The data >>
- - -
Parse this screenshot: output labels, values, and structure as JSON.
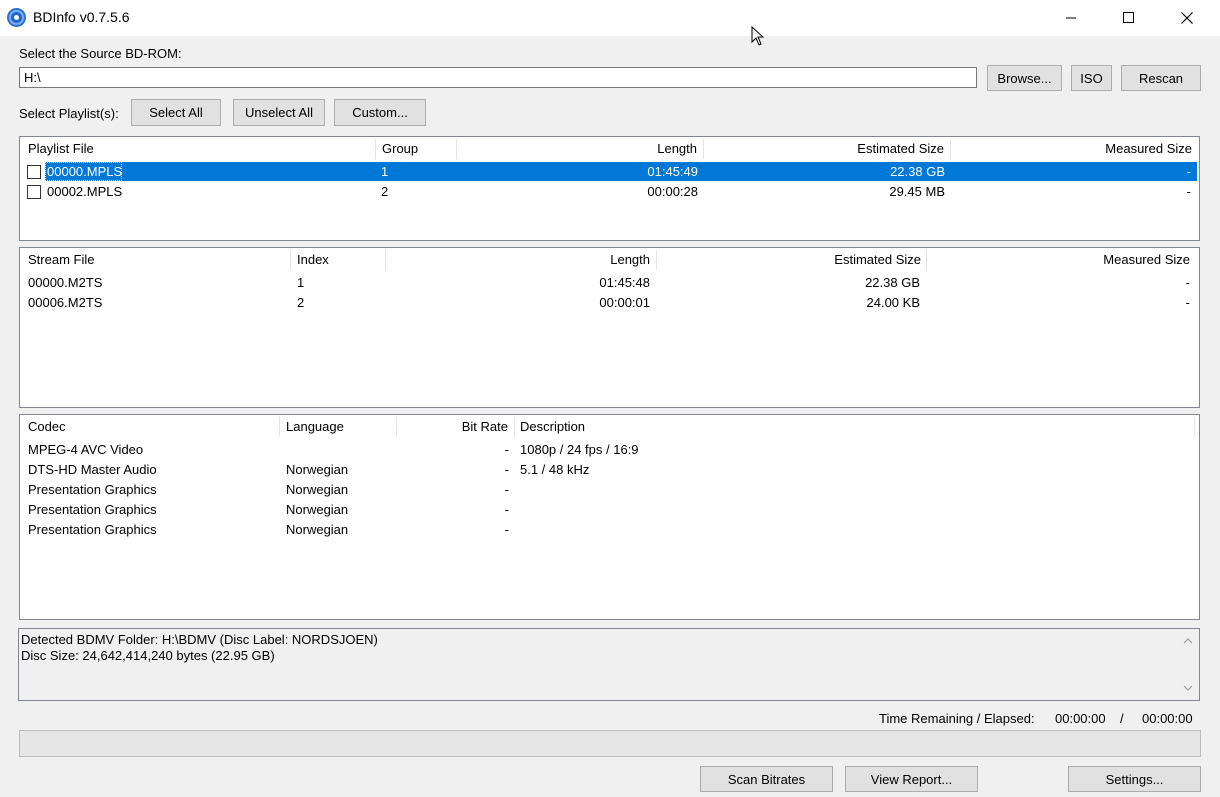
{
  "window": {
    "title": "BDInfo v0.7.5.6"
  },
  "source": {
    "label": "Select the Source BD-ROM:",
    "path": "H:\\",
    "browse": "Browse...",
    "iso": "ISO",
    "rescan": "Rescan"
  },
  "playlist_select": {
    "label": "Select Playlist(s):",
    "select_all": "Select All",
    "unselect_all": "Unselect All",
    "custom": "Custom..."
  },
  "playlists": {
    "headers": [
      "Playlist File",
      "Group",
      "Length",
      "Estimated Size",
      "Measured Size"
    ],
    "rows": [
      {
        "file": "00000.MPLS",
        "group": "1",
        "length": "01:45:49",
        "est": "22.38 GB",
        "meas": "-",
        "selected": true,
        "checked": false
      },
      {
        "file": "00002.MPLS",
        "group": "2",
        "length": "00:00:28",
        "est": "29.45 MB",
        "meas": "-",
        "selected": false,
        "checked": false
      }
    ]
  },
  "streams": {
    "headers": [
      "Stream File",
      "Index",
      "Length",
      "Estimated Size",
      "Measured Size"
    ],
    "rows": [
      {
        "file": "00000.M2TS",
        "index": "1",
        "length": "01:45:48",
        "est": "22.38 GB",
        "meas": "-"
      },
      {
        "file": "00006.M2TS",
        "index": "2",
        "length": "00:00:01",
        "est": "24.00 KB",
        "meas": "-"
      }
    ]
  },
  "codecs": {
    "headers": [
      "Codec",
      "Language",
      "Bit Rate",
      "Description"
    ],
    "rows": [
      {
        "codec": "MPEG-4 AVC Video",
        "language": "",
        "bitrate": "-",
        "desc": "1080p / 24 fps / 16:9"
      },
      {
        "codec": "DTS-HD Master Audio",
        "language": "Norwegian",
        "bitrate": "-",
        "desc": "5.1 / 48 kHz"
      },
      {
        "codec": "Presentation Graphics",
        "language": "Norwegian",
        "bitrate": "-",
        "desc": ""
      },
      {
        "codec": "Presentation Graphics",
        "language": "Norwegian",
        "bitrate": "-",
        "desc": ""
      },
      {
        "codec": "Presentation Graphics",
        "language": "Norwegian",
        "bitrate": "-",
        "desc": ""
      }
    ]
  },
  "log": {
    "line1": "Detected BDMV Folder: H:\\BDMV (Disc Label: NORDSJOEN)",
    "line2": "Disc Size: 24,642,414,240 bytes (22.95 GB)"
  },
  "time": {
    "label": "Time Remaining / Elapsed:",
    "remaining": "00:00:00",
    "sep": "/",
    "elapsed": "00:00:00"
  },
  "progress": {
    "fraction": 0
  },
  "buttons": {
    "scan": "Scan Bitrates",
    "report": "View Report...",
    "settings": "Settings..."
  },
  "colors": {
    "selection": "#0078d7",
    "background": "#f0f0f0"
  },
  "icons": {
    "app": "bluray-disc-icon",
    "minimize": "minimize-icon",
    "maximize": "maximize-icon",
    "close": "close-icon",
    "cursor": "mouse-cursor-icon"
  }
}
- - -
Exercise >> From the listing, extract all text exactly as given and drop any picture.

Written response >>
Parse this screenshot: output labels, values, and structure as JSON.
{
  "window": {
    "title": "BDInfo v0.7.5.6"
  },
  "source": {
    "label": "Select the Source BD-ROM:",
    "path": "H:\\",
    "browse": "Browse...",
    "iso": "ISO",
    "rescan": "Rescan"
  },
  "playlist_select": {
    "label": "Select Playlist(s):",
    "select_all": "Select All",
    "unselect_all": "Unselect All",
    "custom": "Custom..."
  },
  "playlists": {
    "headers": [
      "Playlist File",
      "Group",
      "Length",
      "Estimated Size",
      "Measured Size"
    ],
    "rows": [
      {
        "file": "00000.MPLS",
        "group": "1",
        "length": "01:45:49",
        "est": "22.38 GB",
        "meas": "-",
        "selected": true,
        "checked": false
      },
      {
        "file": "00002.MPLS",
        "group": "2",
        "length": "00:00:28",
        "est": "29.45 MB",
        "meas": "-",
        "selected": false,
        "checked": false
      }
    ]
  },
  "streams": {
    "headers": [
      "Stream File",
      "Index",
      "Length",
      "Estimated Size",
      "Measured Size"
    ],
    "rows": [
      {
        "file": "00000.M2TS",
        "index": "1",
        "length": "01:45:48",
        "est": "22.38 GB",
        "meas": "-"
      },
      {
        "file": "00006.M2TS",
        "index": "2",
        "length": "00:00:01",
        "est": "24.00 KB",
        "meas": "-"
      }
    ]
  },
  "codecs": {
    "headers": [
      "Codec",
      "Language",
      "Bit Rate",
      "Description"
    ],
    "rows": [
      {
        "codec": "MPEG-4 AVC Video",
        "language": "",
        "bitrate": "-",
        "desc": "1080p / 24 fps / 16:9"
      },
      {
        "codec": "DTS-HD Master Audio",
        "language": "Norwegian",
        "bitrate": "-",
        "desc": "5.1 / 48 kHz"
      },
      {
        "codec": "Presentation Graphics",
        "language": "Norwegian",
        "bitrate": "-",
        "desc": ""
      },
      {
        "codec": "Presentation Graphics",
        "language": "Norwegian",
        "bitrate": "-",
        "desc": ""
      },
      {
        "codec": "Presentation Graphics",
        "language": "Norwegian",
        "bitrate": "-",
        "desc": ""
      }
    ]
  },
  "log": {
    "line1": "Detected BDMV Folder: H:\\BDMV (Disc Label: NORDSJOEN)",
    "line2": "Disc Size: 24,642,414,240 bytes (22.95 GB)"
  },
  "time": {
    "label": "Time Remaining / Elapsed:",
    "remaining": "00:00:00",
    "sep": "/",
    "elapsed": "00:00:00"
  },
  "progress": {
    "fraction": 0
  },
  "buttons": {
    "scan": "Scan Bitrates",
    "report": "View Report...",
    "settings": "Settings..."
  },
  "colors": {
    "selection": "#0078d7",
    "background": "#f0f0f0"
  },
  "icons": {
    "app": "bluray-disc-icon",
    "minimize": "minimize-icon",
    "maximize": "maximize-icon",
    "close": "close-icon",
    "cursor": "mouse-cursor-icon"
  }
}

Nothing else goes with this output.